Task statement: Check the listing below for lines that hold "Overall". How many are there? Please give only the number.

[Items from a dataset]

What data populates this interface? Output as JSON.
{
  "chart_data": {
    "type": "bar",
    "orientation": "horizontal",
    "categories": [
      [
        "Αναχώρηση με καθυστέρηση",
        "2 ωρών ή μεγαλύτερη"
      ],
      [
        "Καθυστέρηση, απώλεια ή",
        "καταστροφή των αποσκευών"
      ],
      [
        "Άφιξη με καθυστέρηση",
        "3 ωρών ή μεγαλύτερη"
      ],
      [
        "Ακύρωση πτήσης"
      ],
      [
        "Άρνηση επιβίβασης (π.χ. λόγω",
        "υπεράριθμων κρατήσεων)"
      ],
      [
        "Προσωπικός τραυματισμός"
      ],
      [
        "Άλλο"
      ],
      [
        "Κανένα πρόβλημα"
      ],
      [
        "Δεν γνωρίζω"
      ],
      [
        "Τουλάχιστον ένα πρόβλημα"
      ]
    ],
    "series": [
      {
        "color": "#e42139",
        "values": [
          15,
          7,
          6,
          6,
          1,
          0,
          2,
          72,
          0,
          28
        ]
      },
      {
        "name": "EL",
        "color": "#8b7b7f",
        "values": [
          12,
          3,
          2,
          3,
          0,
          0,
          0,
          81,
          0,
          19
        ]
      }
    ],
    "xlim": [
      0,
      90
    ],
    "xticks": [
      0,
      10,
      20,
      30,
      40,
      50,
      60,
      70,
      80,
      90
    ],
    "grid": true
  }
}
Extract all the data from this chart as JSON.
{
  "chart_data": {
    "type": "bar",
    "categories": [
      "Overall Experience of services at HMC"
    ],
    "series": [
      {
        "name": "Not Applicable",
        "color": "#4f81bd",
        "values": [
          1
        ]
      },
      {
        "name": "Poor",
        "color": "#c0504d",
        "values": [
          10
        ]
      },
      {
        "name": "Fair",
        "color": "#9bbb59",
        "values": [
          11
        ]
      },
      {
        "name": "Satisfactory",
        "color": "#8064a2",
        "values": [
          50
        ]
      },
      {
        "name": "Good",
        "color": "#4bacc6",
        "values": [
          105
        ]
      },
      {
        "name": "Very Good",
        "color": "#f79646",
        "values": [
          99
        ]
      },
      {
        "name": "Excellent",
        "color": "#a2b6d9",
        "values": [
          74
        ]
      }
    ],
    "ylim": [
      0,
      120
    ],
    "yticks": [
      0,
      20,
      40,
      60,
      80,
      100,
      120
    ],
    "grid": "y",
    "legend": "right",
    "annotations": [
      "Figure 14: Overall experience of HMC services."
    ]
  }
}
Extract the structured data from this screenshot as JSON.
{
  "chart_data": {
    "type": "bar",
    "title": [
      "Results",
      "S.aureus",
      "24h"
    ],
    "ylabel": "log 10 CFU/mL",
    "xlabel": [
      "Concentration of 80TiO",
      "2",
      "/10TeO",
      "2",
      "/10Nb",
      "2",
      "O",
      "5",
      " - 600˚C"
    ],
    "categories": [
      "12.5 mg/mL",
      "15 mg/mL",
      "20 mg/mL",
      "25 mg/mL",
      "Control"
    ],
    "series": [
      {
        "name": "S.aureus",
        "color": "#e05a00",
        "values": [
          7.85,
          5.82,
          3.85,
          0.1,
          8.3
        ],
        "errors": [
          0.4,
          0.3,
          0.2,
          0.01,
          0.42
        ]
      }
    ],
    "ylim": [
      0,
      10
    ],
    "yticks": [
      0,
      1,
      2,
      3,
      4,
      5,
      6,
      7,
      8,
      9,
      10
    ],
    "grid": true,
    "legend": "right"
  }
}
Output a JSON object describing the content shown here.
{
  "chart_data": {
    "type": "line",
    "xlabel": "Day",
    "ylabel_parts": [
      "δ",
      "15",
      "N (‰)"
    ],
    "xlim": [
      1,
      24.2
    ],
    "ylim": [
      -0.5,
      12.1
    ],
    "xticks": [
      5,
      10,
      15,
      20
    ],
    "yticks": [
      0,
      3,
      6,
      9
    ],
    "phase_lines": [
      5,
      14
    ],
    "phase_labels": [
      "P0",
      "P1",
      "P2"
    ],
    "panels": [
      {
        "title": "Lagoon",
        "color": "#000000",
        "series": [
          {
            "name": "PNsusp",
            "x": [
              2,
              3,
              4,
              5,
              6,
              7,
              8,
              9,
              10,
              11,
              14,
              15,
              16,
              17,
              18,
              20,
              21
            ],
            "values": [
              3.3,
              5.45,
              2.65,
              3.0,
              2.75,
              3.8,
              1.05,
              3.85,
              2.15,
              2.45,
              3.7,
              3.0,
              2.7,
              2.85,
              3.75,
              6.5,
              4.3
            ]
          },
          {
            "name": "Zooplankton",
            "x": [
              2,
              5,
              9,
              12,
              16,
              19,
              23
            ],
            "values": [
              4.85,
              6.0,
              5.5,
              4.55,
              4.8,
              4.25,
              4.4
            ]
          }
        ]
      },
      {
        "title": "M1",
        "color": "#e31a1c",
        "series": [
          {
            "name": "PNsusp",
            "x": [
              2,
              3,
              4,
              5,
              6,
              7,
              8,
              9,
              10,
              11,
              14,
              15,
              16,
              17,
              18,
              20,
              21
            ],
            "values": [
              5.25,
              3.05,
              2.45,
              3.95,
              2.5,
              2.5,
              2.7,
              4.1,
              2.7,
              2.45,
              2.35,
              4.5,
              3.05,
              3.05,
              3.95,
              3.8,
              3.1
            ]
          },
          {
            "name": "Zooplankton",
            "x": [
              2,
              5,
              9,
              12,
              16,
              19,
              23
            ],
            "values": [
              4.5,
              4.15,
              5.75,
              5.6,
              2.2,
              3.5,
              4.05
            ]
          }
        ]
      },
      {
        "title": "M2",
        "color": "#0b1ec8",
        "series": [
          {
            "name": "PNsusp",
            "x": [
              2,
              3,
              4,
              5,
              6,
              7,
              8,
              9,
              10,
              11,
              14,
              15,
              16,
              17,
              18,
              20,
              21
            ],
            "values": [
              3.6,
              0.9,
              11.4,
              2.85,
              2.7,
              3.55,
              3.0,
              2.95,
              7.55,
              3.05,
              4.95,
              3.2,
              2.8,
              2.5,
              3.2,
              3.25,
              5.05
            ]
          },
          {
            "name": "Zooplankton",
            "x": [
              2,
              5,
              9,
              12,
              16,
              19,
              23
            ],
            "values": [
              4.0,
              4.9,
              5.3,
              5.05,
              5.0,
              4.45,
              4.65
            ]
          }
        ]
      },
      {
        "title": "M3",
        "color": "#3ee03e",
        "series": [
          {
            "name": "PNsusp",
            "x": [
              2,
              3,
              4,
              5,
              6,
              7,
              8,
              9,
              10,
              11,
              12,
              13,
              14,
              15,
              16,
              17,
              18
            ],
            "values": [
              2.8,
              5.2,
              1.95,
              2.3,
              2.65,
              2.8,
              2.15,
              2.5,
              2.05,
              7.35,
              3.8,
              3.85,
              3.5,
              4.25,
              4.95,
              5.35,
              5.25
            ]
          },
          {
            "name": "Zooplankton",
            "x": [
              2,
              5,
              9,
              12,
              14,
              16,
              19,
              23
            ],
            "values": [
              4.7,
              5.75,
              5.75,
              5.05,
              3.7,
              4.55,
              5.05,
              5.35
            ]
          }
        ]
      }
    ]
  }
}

Result: 2